» **What the exercise asks**:
Transcribe the records that follow in their entirety, omitting any pictures.

(Collection entries)
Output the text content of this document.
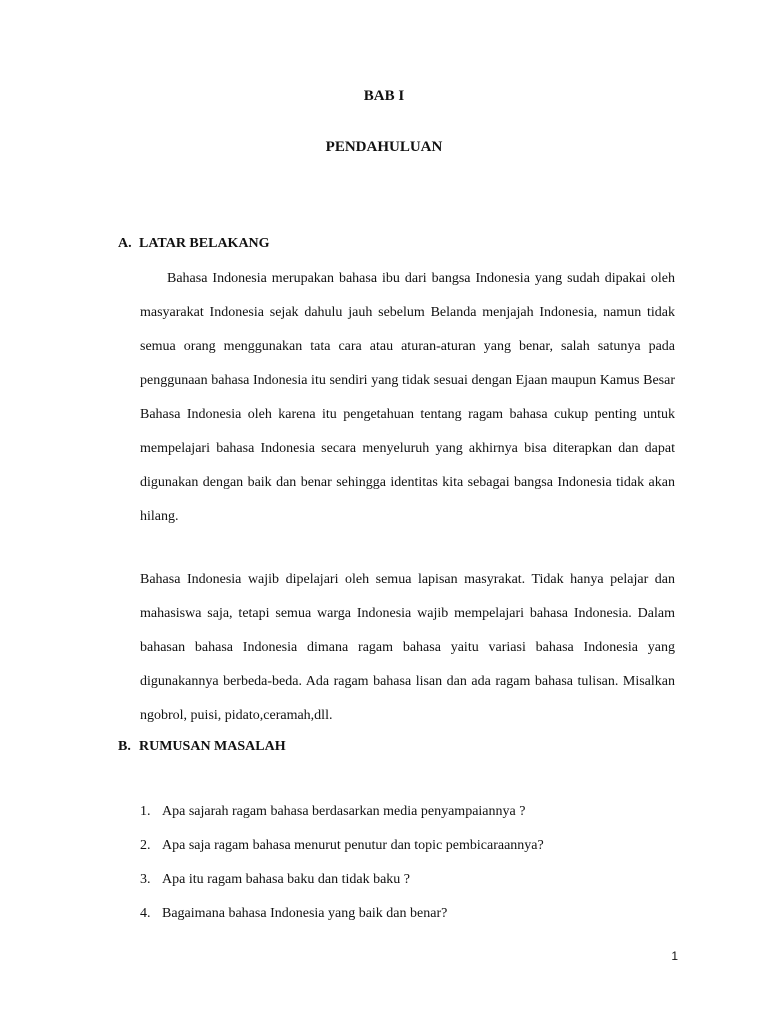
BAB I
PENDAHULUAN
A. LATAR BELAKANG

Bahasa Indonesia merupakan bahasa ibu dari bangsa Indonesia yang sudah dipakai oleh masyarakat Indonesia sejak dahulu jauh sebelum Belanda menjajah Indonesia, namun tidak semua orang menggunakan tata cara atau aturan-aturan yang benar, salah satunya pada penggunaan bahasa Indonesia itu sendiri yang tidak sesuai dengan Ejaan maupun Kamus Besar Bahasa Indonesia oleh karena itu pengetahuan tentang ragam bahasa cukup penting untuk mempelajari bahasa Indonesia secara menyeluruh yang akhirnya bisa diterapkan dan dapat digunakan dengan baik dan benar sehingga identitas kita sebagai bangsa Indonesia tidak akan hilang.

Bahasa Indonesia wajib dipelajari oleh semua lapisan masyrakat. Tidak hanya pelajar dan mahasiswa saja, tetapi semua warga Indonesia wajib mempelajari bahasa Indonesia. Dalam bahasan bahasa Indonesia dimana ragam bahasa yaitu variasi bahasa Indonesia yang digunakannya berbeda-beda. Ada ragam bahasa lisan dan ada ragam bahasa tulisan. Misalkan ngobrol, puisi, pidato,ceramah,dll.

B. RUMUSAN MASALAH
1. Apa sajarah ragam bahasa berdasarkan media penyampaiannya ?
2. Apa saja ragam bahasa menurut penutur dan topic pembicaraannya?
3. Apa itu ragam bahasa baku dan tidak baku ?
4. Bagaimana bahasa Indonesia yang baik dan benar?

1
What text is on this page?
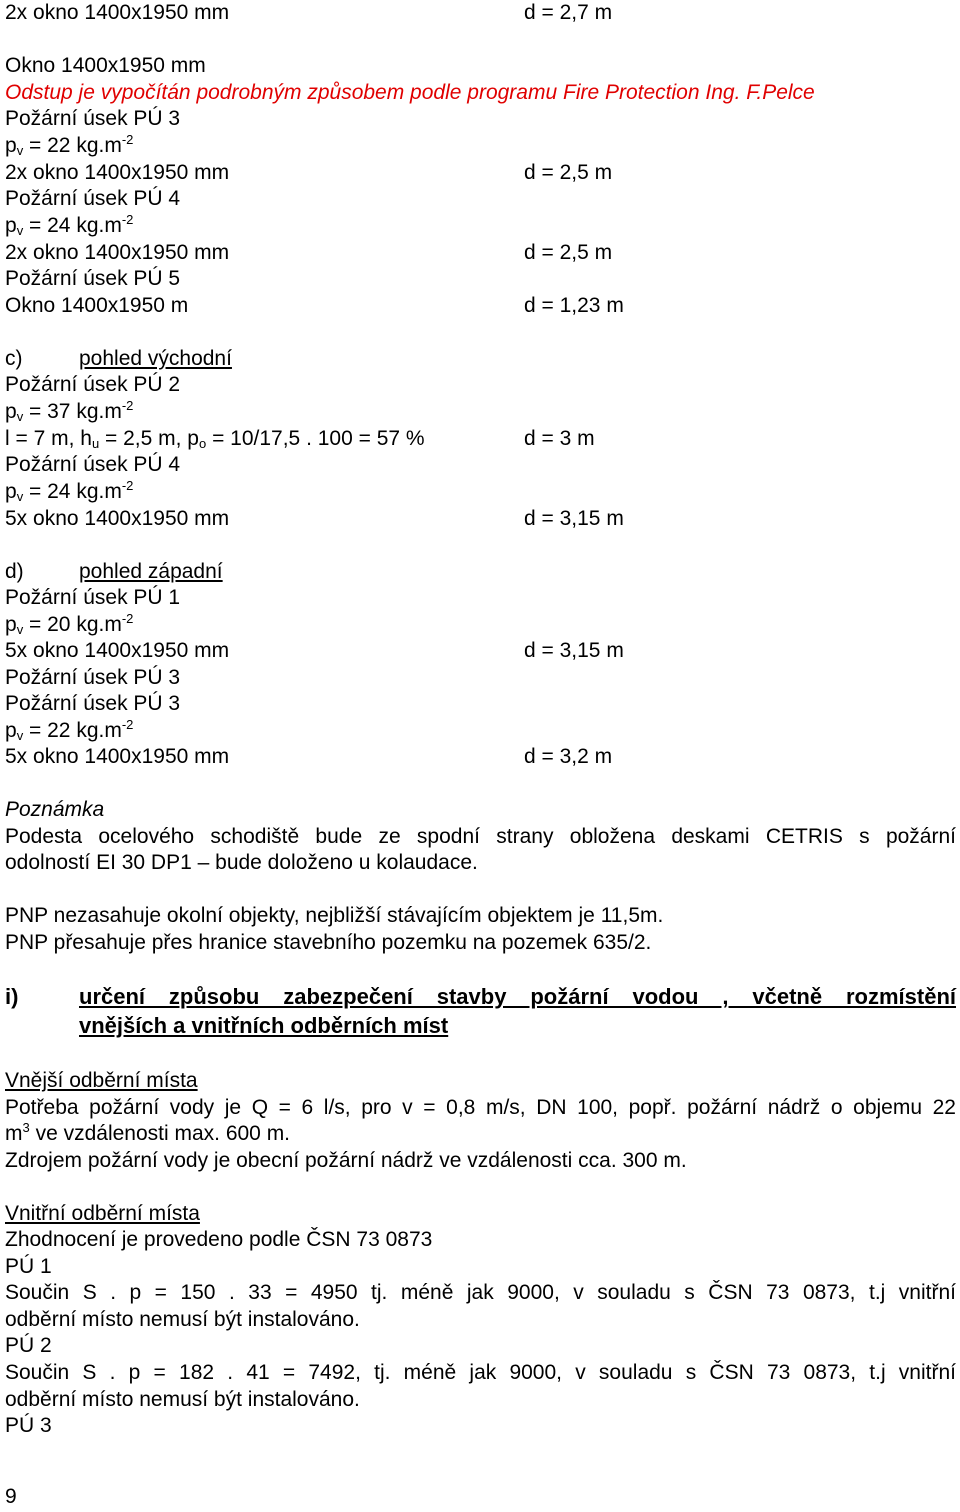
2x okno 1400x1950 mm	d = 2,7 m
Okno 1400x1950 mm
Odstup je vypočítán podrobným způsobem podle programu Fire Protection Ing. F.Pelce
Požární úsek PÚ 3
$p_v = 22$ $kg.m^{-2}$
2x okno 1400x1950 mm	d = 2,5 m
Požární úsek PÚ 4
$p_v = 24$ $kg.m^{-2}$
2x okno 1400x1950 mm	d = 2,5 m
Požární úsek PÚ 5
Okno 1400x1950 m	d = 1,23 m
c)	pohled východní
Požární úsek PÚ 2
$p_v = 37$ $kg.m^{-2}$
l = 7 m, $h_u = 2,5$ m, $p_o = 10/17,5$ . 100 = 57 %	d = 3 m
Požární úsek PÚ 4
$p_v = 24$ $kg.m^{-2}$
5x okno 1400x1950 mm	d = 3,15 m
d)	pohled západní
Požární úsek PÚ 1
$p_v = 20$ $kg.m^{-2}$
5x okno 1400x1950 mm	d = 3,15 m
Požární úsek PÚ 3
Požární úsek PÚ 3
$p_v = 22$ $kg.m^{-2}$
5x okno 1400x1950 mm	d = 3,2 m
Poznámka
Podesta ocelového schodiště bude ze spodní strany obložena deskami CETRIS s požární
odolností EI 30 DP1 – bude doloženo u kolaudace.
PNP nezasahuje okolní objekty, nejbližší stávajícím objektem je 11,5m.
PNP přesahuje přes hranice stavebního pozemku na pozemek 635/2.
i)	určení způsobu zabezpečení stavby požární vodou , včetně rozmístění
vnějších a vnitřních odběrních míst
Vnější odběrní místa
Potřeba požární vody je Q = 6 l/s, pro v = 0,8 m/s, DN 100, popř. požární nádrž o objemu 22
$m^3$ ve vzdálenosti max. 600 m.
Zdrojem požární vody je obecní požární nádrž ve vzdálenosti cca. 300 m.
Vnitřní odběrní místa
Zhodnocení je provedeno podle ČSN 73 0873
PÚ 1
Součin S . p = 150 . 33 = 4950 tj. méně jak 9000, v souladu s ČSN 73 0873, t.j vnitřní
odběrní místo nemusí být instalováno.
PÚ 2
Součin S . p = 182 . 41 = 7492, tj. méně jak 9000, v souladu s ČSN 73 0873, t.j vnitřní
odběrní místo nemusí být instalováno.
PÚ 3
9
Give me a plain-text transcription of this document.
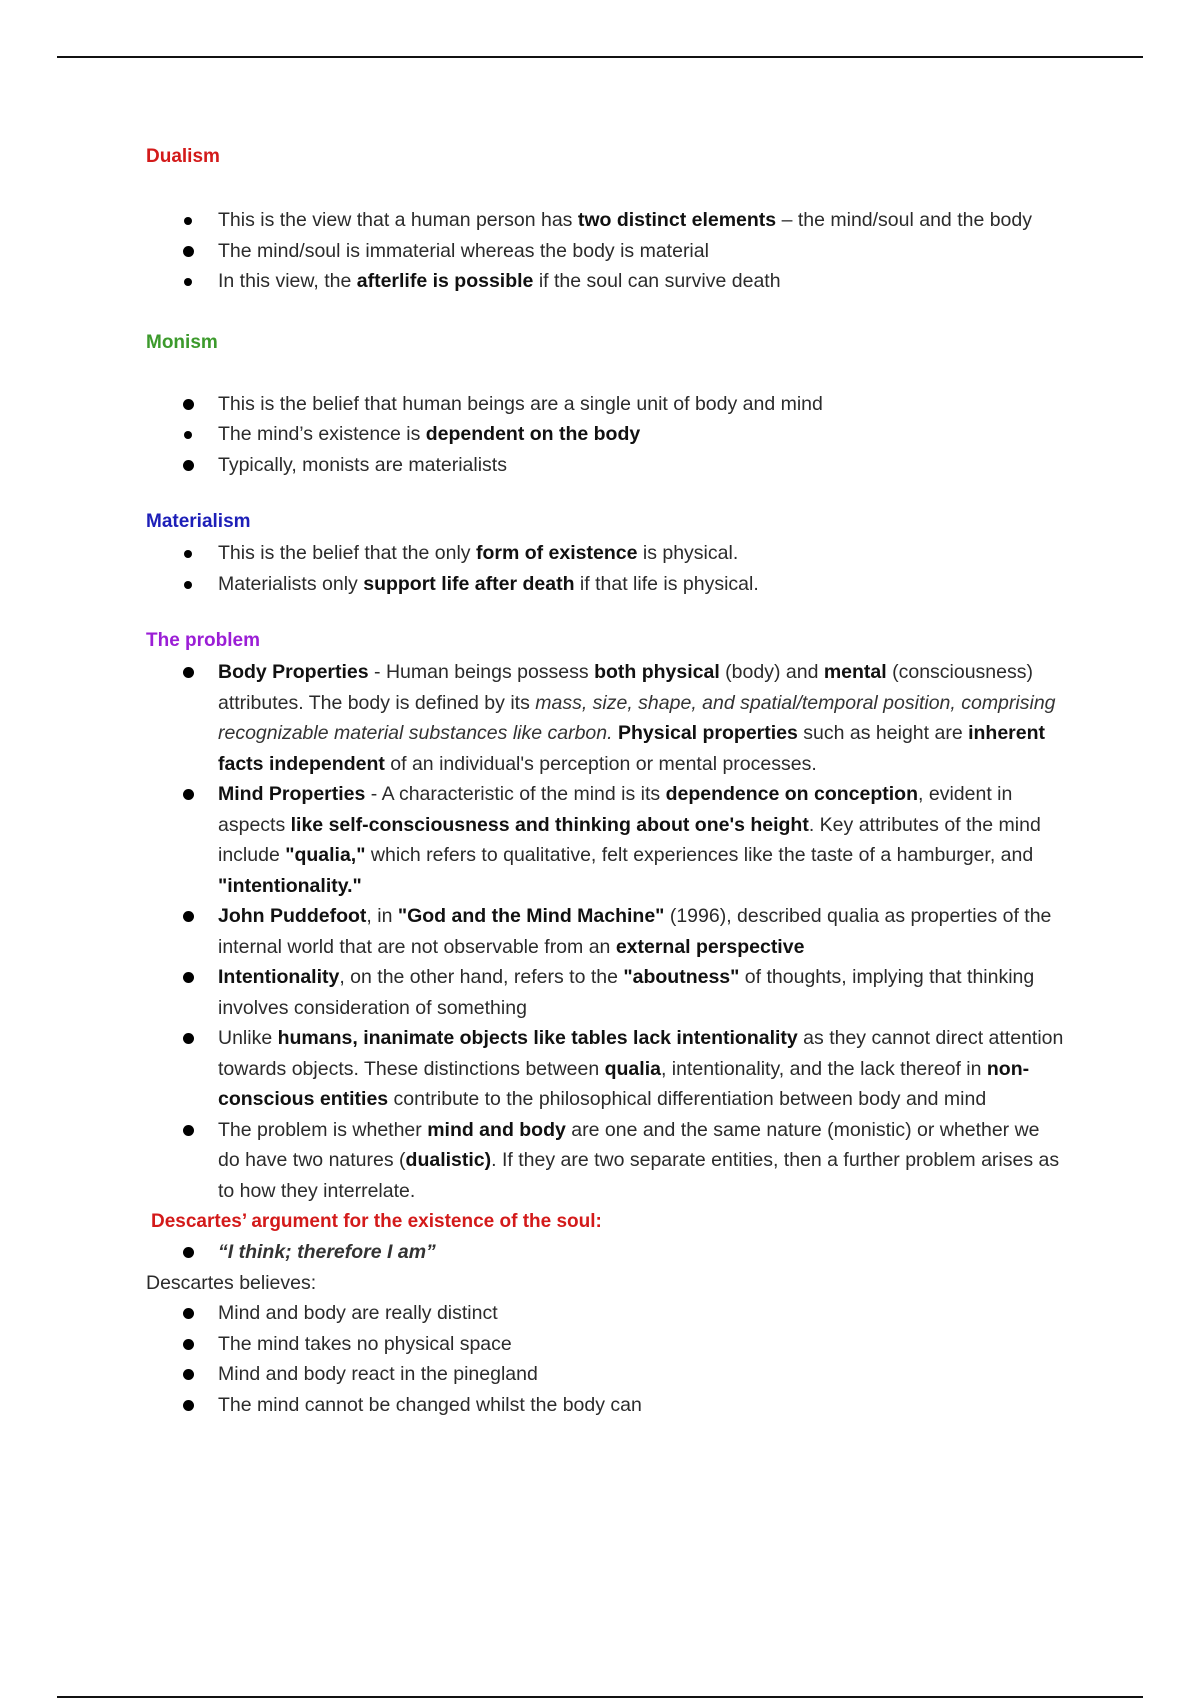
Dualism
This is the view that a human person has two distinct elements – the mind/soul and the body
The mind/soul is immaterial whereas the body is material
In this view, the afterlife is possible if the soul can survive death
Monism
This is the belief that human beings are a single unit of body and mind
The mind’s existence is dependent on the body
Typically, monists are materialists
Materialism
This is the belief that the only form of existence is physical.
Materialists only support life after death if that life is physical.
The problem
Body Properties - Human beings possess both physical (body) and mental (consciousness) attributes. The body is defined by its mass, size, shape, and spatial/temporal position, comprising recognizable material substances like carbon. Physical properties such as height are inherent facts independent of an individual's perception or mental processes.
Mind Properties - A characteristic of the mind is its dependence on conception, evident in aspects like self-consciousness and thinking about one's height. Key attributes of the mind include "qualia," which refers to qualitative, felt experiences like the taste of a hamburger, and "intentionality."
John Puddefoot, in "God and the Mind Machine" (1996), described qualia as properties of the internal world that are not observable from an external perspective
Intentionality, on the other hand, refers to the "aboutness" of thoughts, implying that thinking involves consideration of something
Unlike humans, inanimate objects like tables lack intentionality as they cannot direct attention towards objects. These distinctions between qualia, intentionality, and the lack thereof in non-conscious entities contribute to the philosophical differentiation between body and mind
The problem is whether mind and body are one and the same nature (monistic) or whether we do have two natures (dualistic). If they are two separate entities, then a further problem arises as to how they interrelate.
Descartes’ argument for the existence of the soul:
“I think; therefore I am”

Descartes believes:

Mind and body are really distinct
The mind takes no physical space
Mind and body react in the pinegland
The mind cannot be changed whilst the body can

» **Output**:
Output the text content of this document.
BAB I
PENDAHULUAN
A. LATAR BELAKANG

Bahasa Indonesia merupakan bahasa ibu dari bangsa Indonesia yang sudah dipakai oleh masyarakat Indonesia sejak dahulu jauh sebelum Belanda menjajah Indonesia, namun tidak semua orang menggunakan tata cara atau aturan-aturan yang benar, salah satunya pada penggunaan bahasa Indonesia itu sendiri yang tidak sesuai dengan Ejaan maupun Kamus Besar Bahasa Indonesia oleh karena itu pengetahuan tentang ragam bahasa cukup penting untuk mempelajari bahasa Indonesia secara menyeluruh yang akhirnya bisa diterapkan dan dapat digunakan dengan baik dan benar sehingga identitas kita sebagai bangsa Indonesia tidak akan hilang.

Bahasa Indonesia wajib dipelajari oleh semua lapisan masyrakat. Tidak hanya pelajar dan mahasiswa saja, tetapi semua warga Indonesia wajib mempelajari bahasa Indonesia. Dalam bahasan bahasa Indonesia dimana ragam bahasa yaitu variasi bahasa Indonesia yang digunakannya berbeda-beda. Ada ragam bahasa lisan dan ada ragam bahasa tulisan. Misalkan ngobrol, puisi, pidato,ceramah,dll.

B. RUMUSAN MASALAH
1. Apa sajarah ragam bahasa berdasarkan media penyampaiannya ?
2. Apa saja ragam bahasa menurut penutur dan topic pembicaraannya?
3. Apa itu ragam bahasa baku dan tidak baku ?
4. Bagaimana bahasa Indonesia yang baik dan benar?

1
What text is on this page?
2x okno 1400x1950 mm	d = 2,7 m
Okno 1400x1950 mm
Odstup je vypočítán podrobným způsobem podle programu Fire Protection Ing. F.Pelce
Požární úsek PÚ 3
$p_v = 22$ $kg.m^{-2}$
2x okno 1400x1950 mm	d = 2,5 m
Požární úsek PÚ 4
$p_v = 24$ $kg.m^{-2}$
2x okno 1400x1950 mm	d = 2,5 m
Požární úsek PÚ 5
Okno 1400x1950 m	d = 1,23 m
c)	pohled východní
Požární úsek PÚ 2
$p_v = 37$ $kg.m^{-2}$
l = 7 m, $h_u = 2,5$ m, $p_o = 10/17,5$ . 100 = 57 %	d = 3 m
Požární úsek PÚ 4
$p_v = 24$ $kg.m^{-2}$
5x okno 1400x1950 mm	d = 3,15 m
d)	pohled západní
Požární úsek PÚ 1
$p_v = 20$ $kg.m^{-2}$
5x okno 1400x1950 mm	d = 3,15 m
Požární úsek PÚ 3
Požární úsek PÚ 3
$p_v = 22$ $kg.m^{-2}$
5x okno 1400x1950 mm	d = 3,2 m
Poznámka
Podesta ocelového schodiště bude ze spodní strany obložena deskami CETRIS s požární
odolností EI 30 DP1 – bude doloženo u kolaudace.
PNP nezasahuje okolní objekty, nejbližší stávajícím objektem je 11,5m.
PNP přesahuje přes hranice stavebního pozemku na pozemek 635/2.
i)	určení způsobu zabezpečení stavby požární vodou , včetně rozmístění
vnějších a vnitřních odběrních míst
Vnější odběrní místa
Potřeba požární vody je Q = 6 l/s, pro v = 0,8 m/s, DN 100, popř. požární nádrž o objemu 22
$m^3$ ve vzdálenosti max. 600 m.
Zdrojem požární vody je obecní požární nádrž ve vzdálenosti cca. 300 m.
Vnitřní odběrní místa
Zhodnocení je provedeno podle ČSN 73 0873
PÚ 1
Součin S . p = 150 . 33 = 4950 tj. méně jak 9000, v souladu s ČSN 73 0873, t.j vnitřní
odběrní místo nemusí být instalováno.
PÚ 2
Součin S . p = 182 . 41 = 7492, tj. méně jak 9000, v souladu s ČSN 73 0873, t.j vnitřní
odběrní místo nemusí být instalováno.
PÚ 3
9
Give me a plain-text transcription of this document.
Dualism
This is the view that a human person has two distinct elements – the mind/soul and the body
The mind/soul is immaterial whereas the body is material
In this view, the afterlife is possible if the soul can survive death
Monism
This is the belief that human beings are a single unit of body and mind
The mind’s existence is dependent on the body
Typically, monists are materialists
Materialism
This is the belief that the only form of existence is physical.
Materialists only support life after death if that life is physical.
The problem
Body Properties - Human beings possess both physical (body) and mental (consciousness) attributes. The body is defined by its mass, size, shape, and spatial/temporal position, comprising recognizable material substances like carbon. Physical properties such as height are inherent facts independent of an individual's perception or mental processes.
Mind Properties - A characteristic of the mind is its dependence on conception, evident in aspects like self-consciousness and thinking about one's height. Key attributes of the mind include "qualia," which refers to qualitative, felt experiences like the taste of a hamburger, and "intentionality."
John Puddefoot, in "God and the Mind Machine" (1996), described qualia as properties of the internal world that are not observable from an external perspective
Intentionality, on the other hand, refers to the "aboutness" of thoughts, implying that thinking involves consideration of something
Unlike humans, inanimate objects like tables lack intentionality as they cannot direct attention towards objects. These distinctions between qualia, intentionality, and the lack thereof in non-conscious entities contribute to the philosophical differentiation between body and mind
The problem is whether mind and body are one and the same nature (monistic) or whether we do have two natures (dualistic). If they are two separate entities, then a further problem arises as to how they interrelate.
Descartes’ argument for the existence of the soul:
“I think; therefore I am”

Descartes believes:

Mind and body are really distinct
The mind takes no physical space
Mind and body react in the pinegland
The mind cannot be changed whilst the body can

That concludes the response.